[Directions for this task]: In the entries below, find every line with "color" and copy it.

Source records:
_ _ _ _

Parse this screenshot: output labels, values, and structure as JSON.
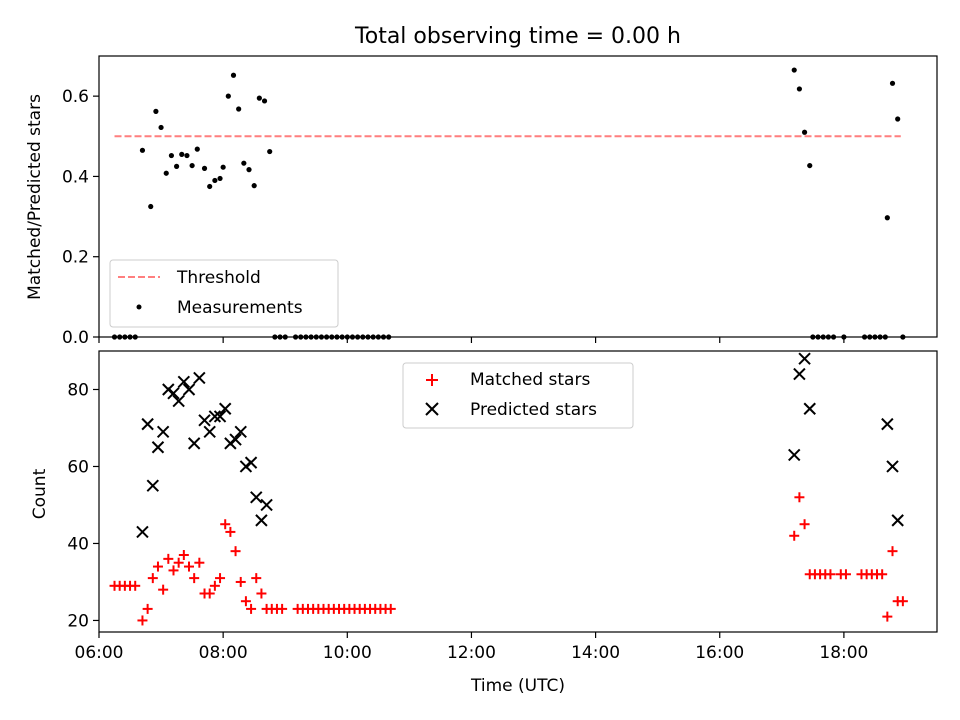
{
  "chart_data": [
    {
      "type": "scatter",
      "title": "Total observing time = 0.00 h",
      "xlabel": "",
      "ylabel": "Matched/Predicted stars",
      "xlim": [
        "06:00",
        "19:30"
      ],
      "ylim": [
        0,
        0.7
      ],
      "yticks": [
        "0.0",
        "0.2",
        "0.4",
        "0.6"
      ],
      "grid": false,
      "legend": "lower-left",
      "threshold": {
        "name": "Threshold",
        "value": 0.5,
        "x": [
          "06:15",
          "18:55"
        ],
        "color": "#ff7f7f",
        "style": "dashed"
      },
      "series": [
        {
          "name": "Measurements",
          "color": "#000000",
          "marker": "dot",
          "points": [
            [
              "06:15",
              0
            ],
            [
              "06:20",
              0
            ],
            [
              "06:25",
              0
            ],
            [
              "06:30",
              0
            ],
            [
              "06:35",
              0
            ],
            [
              "06:42",
              0.465
            ],
            [
              "06:50",
              0.325
            ],
            [
              "06:55",
              0.562
            ],
            [
              "07:00",
              0.522
            ],
            [
              "07:05",
              0.408
            ],
            [
              "07:10",
              0.452
            ],
            [
              "07:15",
              0.425
            ],
            [
              "07:20",
              0.455
            ],
            [
              "07:25",
              0.452
            ],
            [
              "07:30",
              0.427
            ],
            [
              "07:35",
              0.468
            ],
            [
              "07:42",
              0.42
            ],
            [
              "07:47",
              0.375
            ],
            [
              "07:52",
              0.39
            ],
            [
              "07:57",
              0.395
            ],
            [
              "08:00",
              0.423
            ],
            [
              "08:05",
              0.6
            ],
            [
              "08:10",
              0.652
            ],
            [
              "08:15",
              0.568
            ],
            [
              "08:20",
              0.433
            ],
            [
              "08:25",
              0.417
            ],
            [
              "08:30",
              0.377
            ],
            [
              "08:35",
              0.595
            ],
            [
              "08:40",
              0.588
            ],
            [
              "08:45",
              0.462
            ],
            [
              "08:50",
              0
            ],
            [
              "08:55",
              0
            ],
            [
              "09:00",
              0
            ],
            [
              "09:10",
              0
            ],
            [
              "09:15",
              0
            ],
            [
              "09:20",
              0
            ],
            [
              "09:25",
              0
            ],
            [
              "09:30",
              0
            ],
            [
              "09:35",
              0
            ],
            [
              "09:40",
              0
            ],
            [
              "09:45",
              0
            ],
            [
              "09:50",
              0
            ],
            [
              "09:55",
              0
            ],
            [
              "10:00",
              0
            ],
            [
              "10:05",
              0
            ],
            [
              "10:10",
              0
            ],
            [
              "10:15",
              0
            ],
            [
              "10:20",
              0
            ],
            [
              "10:25",
              0
            ],
            [
              "10:30",
              0
            ],
            [
              "10:35",
              0
            ],
            [
              "10:40",
              0
            ],
            [
              "17:12",
              0.665
            ],
            [
              "17:17",
              0.618
            ],
            [
              "17:22",
              0.51
            ],
            [
              "17:27",
              0.427
            ],
            [
              "17:30",
              0
            ],
            [
              "17:35",
              0
            ],
            [
              "17:40",
              0
            ],
            [
              "17:45",
              0
            ],
            [
              "17:50",
              0
            ],
            [
              "18:00",
              0
            ],
            [
              "18:20",
              0
            ],
            [
              "18:25",
              0
            ],
            [
              "18:30",
              0
            ],
            [
              "18:35",
              0
            ],
            [
              "18:40",
              0
            ],
            [
              "18:42",
              0.297
            ],
            [
              "18:47",
              0.632
            ],
            [
              "18:52",
              0.543
            ],
            [
              "18:57",
              0
            ]
          ]
        }
      ]
    },
    {
      "type": "scatter",
      "title": "",
      "xlabel": "Time (UTC)",
      "ylabel": "Count",
      "xlim": [
        "06:00",
        "19:30"
      ],
      "ylim": [
        17,
        90
      ],
      "xticks": [
        "06:00",
        "08:00",
        "10:00",
        "12:00",
        "14:00",
        "16:00",
        "18:00"
      ],
      "yticks": [
        "20",
        "40",
        "60",
        "80"
      ],
      "grid": false,
      "legend": "upper-center",
      "series": [
        {
          "name": "Matched stars",
          "color": "#ff0000",
          "marker": "plus",
          "points": [
            [
              "06:15",
              29
            ],
            [
              "06:20",
              29
            ],
            [
              "06:25",
              29
            ],
            [
              "06:30",
              29
            ],
            [
              "06:35",
              29
            ],
            [
              "06:42",
              20
            ],
            [
              "06:47",
              23
            ],
            [
              "06:52",
              31
            ],
            [
              "06:57",
              34
            ],
            [
              "07:02",
              28
            ],
            [
              "07:07",
              36
            ],
            [
              "07:12",
              33
            ],
            [
              "07:17",
              35
            ],
            [
              "07:22",
              37
            ],
            [
              "07:27",
              34
            ],
            [
              "07:32",
              31
            ],
            [
              "07:37",
              35
            ],
            [
              "07:42",
              27
            ],
            [
              "07:47",
              27
            ],
            [
              "07:52",
              29
            ],
            [
              "07:57",
              31
            ],
            [
              "08:02",
              45
            ],
            [
              "08:07",
              43
            ],
            [
              "08:12",
              38
            ],
            [
              "08:17",
              30
            ],
            [
              "08:22",
              25
            ],
            [
              "08:27",
              23
            ],
            [
              "08:32",
              31
            ],
            [
              "08:37",
              27
            ],
            [
              "08:42",
              23
            ],
            [
              "08:47",
              23
            ],
            [
              "08:52",
              23
            ],
            [
              "08:57",
              23
            ],
            [
              "09:12",
              23
            ],
            [
              "09:17",
              23
            ],
            [
              "09:22",
              23
            ],
            [
              "09:27",
              23
            ],
            [
              "09:32",
              23
            ],
            [
              "09:37",
              23
            ],
            [
              "09:42",
              23
            ],
            [
              "09:47",
              23
            ],
            [
              "09:52",
              23
            ],
            [
              "09:57",
              23
            ],
            [
              "10:02",
              23
            ],
            [
              "10:07",
              23
            ],
            [
              "10:12",
              23
            ],
            [
              "10:17",
              23
            ],
            [
              "10:22",
              23
            ],
            [
              "10:27",
              23
            ],
            [
              "10:32",
              23
            ],
            [
              "10:37",
              23
            ],
            [
              "10:42",
              23
            ],
            [
              "17:12",
              42
            ],
            [
              "17:17",
              52
            ],
            [
              "17:22",
              45
            ],
            [
              "17:27",
              32
            ],
            [
              "17:32",
              32
            ],
            [
              "17:37",
              32
            ],
            [
              "17:42",
              32
            ],
            [
              "17:47",
              32
            ],
            [
              "17:57",
              32
            ],
            [
              "18:02",
              32
            ],
            [
              "18:17",
              32
            ],
            [
              "18:22",
              32
            ],
            [
              "18:27",
              32
            ],
            [
              "18:32",
              32
            ],
            [
              "18:37",
              32
            ],
            [
              "18:42",
              21
            ],
            [
              "18:47",
              38
            ],
            [
              "18:52",
              25
            ],
            [
              "18:57",
              25
            ]
          ]
        },
        {
          "name": "Predicted stars",
          "color": "#000000",
          "marker": "x",
          "points": [
            [
              "06:42",
              43
            ],
            [
              "06:47",
              71
            ],
            [
              "06:52",
              55
            ],
            [
              "06:57",
              65
            ],
            [
              "07:02",
              69
            ],
            [
              "07:07",
              80
            ],
            [
              "07:12",
              79
            ],
            [
              "07:17",
              77
            ],
            [
              "07:22",
              82
            ],
            [
              "07:27",
              80
            ],
            [
              "07:32",
              66
            ],
            [
              "07:37",
              83
            ],
            [
              "07:42",
              72
            ],
            [
              "07:47",
              69
            ],
            [
              "07:52",
              73
            ],
            [
              "07:57",
              73
            ],
            [
              "08:02",
              75
            ],
            [
              "08:07",
              66
            ],
            [
              "08:12",
              67
            ],
            [
              "08:17",
              69
            ],
            [
              "08:22",
              60
            ],
            [
              "08:27",
              61
            ],
            [
              "08:32",
              52
            ],
            [
              "08:37",
              46
            ],
            [
              "08:42",
              50
            ],
            [
              "17:12",
              63
            ],
            [
              "17:17",
              84
            ],
            [
              "17:22",
              88
            ],
            [
              "17:27",
              75
            ],
            [
              "18:42",
              71
            ],
            [
              "18:47",
              60
            ],
            [
              "18:52",
              46
            ]
          ]
        }
      ]
    }
  ]
}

_ _ _ _

[The response]:
        "color": "#ff7f7f",
          "color": "#000000",
          "color": "#ff0000",
          "color": "#000000",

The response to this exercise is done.